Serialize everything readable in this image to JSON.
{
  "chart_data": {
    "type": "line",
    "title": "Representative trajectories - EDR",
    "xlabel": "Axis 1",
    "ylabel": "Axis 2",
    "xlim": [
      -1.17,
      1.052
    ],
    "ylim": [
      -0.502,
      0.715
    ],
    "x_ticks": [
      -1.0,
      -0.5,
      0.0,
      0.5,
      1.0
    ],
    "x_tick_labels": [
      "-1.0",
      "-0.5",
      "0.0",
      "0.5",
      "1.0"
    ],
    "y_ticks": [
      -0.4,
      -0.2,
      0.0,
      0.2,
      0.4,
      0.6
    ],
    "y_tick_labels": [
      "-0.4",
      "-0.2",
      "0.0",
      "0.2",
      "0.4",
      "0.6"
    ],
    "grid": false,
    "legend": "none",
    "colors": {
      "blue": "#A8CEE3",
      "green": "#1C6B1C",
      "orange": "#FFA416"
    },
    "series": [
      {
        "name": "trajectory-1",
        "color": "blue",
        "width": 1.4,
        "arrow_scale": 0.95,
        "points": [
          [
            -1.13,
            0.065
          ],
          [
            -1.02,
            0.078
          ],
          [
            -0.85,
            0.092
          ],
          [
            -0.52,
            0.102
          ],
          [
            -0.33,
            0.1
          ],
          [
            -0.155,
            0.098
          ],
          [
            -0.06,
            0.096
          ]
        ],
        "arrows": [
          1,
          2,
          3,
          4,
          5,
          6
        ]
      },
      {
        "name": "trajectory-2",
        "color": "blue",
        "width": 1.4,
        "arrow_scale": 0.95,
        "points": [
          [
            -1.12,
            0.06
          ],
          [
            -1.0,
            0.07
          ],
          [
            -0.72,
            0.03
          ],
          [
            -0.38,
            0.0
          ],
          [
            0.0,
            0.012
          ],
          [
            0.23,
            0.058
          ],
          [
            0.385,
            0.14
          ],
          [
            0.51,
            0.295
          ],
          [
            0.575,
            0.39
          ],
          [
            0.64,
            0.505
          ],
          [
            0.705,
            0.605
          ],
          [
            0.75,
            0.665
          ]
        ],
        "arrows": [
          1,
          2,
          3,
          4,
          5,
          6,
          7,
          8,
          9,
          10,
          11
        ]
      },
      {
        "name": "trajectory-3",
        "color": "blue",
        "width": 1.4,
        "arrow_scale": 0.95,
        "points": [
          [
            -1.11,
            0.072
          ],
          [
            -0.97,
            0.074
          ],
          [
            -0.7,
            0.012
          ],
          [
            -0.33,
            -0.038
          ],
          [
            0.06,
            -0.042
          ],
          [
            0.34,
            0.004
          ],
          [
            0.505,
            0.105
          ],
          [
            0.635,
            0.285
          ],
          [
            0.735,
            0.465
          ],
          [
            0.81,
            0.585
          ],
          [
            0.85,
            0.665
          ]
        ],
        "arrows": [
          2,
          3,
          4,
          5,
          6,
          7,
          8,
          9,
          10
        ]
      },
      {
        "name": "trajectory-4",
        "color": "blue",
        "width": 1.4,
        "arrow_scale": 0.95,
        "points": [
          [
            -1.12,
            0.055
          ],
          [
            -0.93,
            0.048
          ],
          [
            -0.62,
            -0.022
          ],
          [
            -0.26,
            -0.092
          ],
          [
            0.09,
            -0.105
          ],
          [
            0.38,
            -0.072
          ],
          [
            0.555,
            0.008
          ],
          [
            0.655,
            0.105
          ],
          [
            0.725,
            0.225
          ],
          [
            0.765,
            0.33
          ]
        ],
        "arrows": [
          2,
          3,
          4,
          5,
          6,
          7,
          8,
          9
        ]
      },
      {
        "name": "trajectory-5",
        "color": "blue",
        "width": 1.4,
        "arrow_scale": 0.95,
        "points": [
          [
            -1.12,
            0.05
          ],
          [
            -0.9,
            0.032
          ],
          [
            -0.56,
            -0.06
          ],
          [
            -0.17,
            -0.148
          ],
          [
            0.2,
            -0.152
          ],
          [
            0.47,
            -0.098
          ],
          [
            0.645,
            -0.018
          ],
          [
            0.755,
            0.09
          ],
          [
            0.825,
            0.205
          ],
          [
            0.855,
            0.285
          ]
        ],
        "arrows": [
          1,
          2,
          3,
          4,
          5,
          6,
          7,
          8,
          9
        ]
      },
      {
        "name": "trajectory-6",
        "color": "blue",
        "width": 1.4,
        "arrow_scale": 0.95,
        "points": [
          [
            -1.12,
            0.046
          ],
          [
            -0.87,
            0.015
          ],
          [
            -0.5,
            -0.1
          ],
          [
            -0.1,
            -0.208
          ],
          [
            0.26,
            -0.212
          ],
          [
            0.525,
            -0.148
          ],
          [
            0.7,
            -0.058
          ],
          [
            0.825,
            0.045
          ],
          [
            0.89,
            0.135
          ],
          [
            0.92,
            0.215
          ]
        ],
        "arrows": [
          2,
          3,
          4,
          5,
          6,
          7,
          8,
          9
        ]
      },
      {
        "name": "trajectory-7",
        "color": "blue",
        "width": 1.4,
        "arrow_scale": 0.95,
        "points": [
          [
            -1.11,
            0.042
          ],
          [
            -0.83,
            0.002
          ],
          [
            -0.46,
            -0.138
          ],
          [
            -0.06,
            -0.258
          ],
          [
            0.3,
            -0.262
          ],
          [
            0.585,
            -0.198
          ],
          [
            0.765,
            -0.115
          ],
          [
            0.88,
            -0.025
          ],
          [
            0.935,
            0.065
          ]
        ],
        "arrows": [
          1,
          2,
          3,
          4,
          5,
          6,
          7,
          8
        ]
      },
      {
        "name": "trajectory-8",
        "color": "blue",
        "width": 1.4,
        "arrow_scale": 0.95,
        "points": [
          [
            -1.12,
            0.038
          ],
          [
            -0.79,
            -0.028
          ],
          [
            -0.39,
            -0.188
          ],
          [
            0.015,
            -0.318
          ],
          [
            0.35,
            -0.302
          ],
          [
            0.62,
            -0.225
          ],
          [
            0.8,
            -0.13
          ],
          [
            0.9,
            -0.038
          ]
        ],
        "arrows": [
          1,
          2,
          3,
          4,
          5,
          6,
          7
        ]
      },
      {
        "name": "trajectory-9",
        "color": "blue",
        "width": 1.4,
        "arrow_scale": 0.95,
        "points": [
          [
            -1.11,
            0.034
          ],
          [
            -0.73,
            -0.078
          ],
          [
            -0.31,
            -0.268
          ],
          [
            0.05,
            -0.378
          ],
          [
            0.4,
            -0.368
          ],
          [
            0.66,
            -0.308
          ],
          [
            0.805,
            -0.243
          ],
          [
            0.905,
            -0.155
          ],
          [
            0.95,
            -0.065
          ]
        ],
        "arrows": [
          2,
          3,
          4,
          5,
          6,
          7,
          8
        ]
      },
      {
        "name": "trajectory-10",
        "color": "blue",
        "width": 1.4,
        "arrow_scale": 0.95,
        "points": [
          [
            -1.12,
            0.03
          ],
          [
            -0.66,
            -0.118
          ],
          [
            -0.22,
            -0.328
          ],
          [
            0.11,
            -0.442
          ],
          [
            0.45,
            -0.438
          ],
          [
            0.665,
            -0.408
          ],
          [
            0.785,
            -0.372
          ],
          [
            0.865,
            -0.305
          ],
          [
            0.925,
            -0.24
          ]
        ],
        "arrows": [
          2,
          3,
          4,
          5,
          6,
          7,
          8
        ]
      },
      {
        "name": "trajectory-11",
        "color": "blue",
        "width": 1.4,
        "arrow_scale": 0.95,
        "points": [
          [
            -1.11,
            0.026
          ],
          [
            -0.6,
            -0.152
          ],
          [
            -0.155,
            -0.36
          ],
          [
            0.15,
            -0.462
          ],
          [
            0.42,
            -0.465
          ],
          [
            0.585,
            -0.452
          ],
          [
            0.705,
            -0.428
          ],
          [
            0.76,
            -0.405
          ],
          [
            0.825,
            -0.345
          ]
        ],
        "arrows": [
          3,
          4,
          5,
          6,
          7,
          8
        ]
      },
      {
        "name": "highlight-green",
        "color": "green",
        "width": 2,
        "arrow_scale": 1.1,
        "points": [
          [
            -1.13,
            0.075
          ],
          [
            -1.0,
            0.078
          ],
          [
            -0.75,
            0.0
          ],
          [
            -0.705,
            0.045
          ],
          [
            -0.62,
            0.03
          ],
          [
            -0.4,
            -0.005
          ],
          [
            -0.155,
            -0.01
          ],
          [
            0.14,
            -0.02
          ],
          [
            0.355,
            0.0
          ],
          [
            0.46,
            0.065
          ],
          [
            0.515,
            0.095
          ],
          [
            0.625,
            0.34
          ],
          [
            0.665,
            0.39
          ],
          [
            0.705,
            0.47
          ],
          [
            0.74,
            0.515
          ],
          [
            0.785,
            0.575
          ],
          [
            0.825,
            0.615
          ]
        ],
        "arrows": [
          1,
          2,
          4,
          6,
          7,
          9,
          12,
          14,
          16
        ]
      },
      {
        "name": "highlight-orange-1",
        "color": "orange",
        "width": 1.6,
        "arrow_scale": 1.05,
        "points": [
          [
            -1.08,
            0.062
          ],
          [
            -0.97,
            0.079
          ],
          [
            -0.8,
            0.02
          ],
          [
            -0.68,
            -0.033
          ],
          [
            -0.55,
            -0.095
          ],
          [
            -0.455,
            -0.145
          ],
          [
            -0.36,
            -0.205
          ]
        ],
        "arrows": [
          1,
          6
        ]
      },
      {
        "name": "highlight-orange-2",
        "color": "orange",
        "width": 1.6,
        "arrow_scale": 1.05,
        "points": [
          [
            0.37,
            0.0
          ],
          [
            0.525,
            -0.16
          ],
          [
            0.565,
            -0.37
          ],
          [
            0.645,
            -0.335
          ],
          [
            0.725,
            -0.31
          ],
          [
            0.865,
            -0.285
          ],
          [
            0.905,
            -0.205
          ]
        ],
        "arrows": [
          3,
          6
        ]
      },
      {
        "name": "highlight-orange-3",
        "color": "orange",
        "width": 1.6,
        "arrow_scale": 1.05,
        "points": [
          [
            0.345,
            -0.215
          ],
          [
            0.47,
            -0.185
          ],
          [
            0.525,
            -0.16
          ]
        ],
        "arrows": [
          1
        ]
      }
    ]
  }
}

......

• SHORT PROBLEM: Return every line containing "orange".

• THE COMPLETED TASK:
      "orange": "#FFA416"
        "name": "highlight-orange-1",
        "color": "orange",
        "name": "highlight-orange-2",
        "color": "orange",
        "name": "highlight-orange-3",
        "color": "orange",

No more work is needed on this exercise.